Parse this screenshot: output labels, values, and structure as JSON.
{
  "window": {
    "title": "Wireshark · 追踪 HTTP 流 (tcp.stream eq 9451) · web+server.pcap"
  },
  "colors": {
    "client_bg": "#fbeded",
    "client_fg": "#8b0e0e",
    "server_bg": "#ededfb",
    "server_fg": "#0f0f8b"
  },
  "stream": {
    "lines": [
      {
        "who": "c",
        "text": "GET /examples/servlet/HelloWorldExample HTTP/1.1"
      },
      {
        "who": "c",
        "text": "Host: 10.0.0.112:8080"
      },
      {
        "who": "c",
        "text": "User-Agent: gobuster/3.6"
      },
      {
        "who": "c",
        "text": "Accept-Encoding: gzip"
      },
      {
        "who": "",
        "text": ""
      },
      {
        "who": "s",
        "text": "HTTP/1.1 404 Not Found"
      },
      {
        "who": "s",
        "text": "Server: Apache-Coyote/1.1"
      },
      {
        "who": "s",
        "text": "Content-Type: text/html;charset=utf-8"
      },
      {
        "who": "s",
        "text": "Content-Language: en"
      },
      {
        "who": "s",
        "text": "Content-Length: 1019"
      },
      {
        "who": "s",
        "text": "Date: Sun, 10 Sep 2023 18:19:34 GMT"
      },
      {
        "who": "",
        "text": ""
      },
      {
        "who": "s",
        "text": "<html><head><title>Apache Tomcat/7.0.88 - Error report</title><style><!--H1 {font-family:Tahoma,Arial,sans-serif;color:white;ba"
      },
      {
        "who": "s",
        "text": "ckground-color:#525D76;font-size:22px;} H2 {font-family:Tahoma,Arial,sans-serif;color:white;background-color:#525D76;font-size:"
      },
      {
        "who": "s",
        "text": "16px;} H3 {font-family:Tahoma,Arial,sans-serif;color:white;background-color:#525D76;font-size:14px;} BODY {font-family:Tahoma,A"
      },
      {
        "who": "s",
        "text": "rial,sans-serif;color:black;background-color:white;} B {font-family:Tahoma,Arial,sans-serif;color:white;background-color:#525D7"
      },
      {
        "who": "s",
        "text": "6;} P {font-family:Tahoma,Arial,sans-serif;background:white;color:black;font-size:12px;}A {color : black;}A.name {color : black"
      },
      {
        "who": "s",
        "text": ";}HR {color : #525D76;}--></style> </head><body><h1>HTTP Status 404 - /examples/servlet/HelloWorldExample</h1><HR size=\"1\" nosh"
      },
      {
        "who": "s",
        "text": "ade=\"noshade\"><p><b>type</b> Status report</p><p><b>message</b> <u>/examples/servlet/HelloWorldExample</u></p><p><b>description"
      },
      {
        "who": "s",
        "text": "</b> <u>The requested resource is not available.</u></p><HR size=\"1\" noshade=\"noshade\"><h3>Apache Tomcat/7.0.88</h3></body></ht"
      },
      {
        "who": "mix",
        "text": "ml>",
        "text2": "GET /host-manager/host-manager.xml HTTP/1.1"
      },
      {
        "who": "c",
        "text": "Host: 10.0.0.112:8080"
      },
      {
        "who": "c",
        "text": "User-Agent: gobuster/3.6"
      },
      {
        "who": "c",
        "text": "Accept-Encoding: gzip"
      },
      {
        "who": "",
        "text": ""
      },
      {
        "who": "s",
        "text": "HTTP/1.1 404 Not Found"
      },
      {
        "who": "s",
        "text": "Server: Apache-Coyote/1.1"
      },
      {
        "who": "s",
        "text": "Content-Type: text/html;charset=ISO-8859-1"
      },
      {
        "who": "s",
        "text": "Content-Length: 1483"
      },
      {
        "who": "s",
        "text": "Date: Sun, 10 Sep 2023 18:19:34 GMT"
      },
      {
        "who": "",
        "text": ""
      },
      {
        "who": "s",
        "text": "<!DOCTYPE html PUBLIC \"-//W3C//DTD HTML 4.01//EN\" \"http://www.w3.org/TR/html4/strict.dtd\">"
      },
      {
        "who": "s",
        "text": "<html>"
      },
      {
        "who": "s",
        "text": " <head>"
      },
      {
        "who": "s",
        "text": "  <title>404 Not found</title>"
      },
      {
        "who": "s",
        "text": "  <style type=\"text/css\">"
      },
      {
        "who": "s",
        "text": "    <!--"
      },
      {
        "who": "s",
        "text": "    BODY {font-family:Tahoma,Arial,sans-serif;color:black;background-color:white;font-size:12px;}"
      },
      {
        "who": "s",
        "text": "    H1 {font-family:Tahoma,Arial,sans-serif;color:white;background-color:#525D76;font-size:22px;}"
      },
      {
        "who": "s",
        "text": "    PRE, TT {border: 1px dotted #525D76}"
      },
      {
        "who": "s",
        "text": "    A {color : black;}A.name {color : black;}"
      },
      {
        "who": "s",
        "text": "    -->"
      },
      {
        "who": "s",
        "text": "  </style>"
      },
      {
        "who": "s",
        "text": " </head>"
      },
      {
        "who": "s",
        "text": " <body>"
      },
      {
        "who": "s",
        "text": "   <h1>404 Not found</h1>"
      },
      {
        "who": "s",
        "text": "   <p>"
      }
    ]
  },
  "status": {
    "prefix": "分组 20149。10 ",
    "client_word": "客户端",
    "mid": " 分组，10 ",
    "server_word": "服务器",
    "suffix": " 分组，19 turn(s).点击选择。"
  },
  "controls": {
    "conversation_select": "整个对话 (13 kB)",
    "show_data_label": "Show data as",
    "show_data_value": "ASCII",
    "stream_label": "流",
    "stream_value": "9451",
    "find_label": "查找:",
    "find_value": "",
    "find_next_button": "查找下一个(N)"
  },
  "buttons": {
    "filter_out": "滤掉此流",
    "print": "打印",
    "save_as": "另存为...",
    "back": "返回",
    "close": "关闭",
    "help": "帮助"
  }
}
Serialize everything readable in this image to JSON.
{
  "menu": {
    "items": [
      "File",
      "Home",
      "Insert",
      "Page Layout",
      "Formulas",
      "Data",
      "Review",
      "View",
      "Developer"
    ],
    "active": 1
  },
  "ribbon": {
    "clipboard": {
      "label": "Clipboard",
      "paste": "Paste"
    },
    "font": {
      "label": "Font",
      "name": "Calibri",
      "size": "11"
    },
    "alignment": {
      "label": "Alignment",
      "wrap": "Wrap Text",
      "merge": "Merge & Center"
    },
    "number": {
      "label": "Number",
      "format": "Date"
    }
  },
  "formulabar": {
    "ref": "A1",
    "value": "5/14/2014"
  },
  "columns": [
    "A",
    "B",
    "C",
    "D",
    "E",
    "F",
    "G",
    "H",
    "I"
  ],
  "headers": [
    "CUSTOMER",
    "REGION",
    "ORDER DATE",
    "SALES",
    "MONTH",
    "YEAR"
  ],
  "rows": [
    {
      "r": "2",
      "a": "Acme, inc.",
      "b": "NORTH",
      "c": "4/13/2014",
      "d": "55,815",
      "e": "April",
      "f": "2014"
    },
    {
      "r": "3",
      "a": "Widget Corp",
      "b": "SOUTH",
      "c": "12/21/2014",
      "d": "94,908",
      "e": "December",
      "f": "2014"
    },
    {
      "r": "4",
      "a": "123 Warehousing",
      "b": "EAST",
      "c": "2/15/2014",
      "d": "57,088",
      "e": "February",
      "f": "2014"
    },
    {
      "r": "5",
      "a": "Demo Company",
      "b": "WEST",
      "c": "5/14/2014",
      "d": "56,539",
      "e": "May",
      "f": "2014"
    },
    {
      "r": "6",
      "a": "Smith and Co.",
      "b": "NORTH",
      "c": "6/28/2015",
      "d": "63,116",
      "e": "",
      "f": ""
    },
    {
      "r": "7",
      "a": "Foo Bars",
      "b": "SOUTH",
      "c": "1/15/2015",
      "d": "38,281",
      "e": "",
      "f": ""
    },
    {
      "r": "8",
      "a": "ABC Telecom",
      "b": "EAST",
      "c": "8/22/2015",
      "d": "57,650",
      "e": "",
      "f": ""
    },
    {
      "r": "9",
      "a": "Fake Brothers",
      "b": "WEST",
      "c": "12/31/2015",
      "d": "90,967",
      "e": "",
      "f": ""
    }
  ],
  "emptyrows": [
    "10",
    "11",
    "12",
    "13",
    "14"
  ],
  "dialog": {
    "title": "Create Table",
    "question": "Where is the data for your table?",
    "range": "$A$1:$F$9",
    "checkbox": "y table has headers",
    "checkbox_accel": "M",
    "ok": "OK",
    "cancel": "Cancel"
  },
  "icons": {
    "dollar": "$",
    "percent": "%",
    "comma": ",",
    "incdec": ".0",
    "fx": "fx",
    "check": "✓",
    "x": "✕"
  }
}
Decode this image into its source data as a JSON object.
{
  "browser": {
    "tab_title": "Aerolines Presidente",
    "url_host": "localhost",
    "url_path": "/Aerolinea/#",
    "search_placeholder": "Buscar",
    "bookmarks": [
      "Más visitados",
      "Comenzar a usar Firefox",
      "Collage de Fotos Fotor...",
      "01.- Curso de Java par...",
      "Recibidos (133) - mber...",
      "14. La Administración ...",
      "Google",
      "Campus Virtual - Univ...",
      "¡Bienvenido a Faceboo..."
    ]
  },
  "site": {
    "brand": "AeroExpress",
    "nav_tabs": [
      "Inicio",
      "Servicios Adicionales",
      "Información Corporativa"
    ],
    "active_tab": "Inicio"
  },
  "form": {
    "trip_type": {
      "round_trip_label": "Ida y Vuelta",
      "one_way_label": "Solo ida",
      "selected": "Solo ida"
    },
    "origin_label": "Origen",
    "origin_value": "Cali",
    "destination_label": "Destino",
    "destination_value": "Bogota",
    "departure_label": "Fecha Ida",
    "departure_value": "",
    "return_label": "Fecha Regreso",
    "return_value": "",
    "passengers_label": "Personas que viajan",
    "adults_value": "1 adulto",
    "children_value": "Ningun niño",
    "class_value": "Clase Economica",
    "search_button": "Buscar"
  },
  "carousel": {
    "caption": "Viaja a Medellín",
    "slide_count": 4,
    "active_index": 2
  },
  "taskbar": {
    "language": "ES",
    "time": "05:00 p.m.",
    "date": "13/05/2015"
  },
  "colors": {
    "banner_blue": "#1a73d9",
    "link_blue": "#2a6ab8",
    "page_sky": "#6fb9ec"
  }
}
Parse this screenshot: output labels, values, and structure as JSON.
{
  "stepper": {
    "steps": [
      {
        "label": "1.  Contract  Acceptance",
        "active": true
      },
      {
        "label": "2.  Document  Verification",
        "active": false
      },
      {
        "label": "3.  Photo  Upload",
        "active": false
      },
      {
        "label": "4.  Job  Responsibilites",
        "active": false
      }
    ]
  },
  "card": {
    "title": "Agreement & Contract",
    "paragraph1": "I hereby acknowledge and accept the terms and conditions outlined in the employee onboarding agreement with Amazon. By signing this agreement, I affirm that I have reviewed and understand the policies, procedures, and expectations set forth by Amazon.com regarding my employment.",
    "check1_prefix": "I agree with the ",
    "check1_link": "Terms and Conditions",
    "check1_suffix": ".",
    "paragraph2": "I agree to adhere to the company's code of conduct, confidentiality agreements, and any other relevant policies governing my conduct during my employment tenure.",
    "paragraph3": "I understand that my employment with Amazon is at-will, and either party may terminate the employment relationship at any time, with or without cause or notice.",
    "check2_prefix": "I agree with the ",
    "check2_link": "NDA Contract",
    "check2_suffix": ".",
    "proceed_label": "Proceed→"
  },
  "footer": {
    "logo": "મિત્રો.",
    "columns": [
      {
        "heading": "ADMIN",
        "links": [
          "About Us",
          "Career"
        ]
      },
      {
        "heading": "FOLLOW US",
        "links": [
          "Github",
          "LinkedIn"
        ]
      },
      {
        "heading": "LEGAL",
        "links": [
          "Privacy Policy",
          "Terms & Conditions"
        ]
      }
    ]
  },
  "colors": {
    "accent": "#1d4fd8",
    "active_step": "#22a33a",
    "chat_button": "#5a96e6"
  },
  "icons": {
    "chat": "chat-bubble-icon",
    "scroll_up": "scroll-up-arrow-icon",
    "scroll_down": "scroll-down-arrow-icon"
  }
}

Short problem: Say how many lines of the material contain the word "name", with no other text.

Reply: 3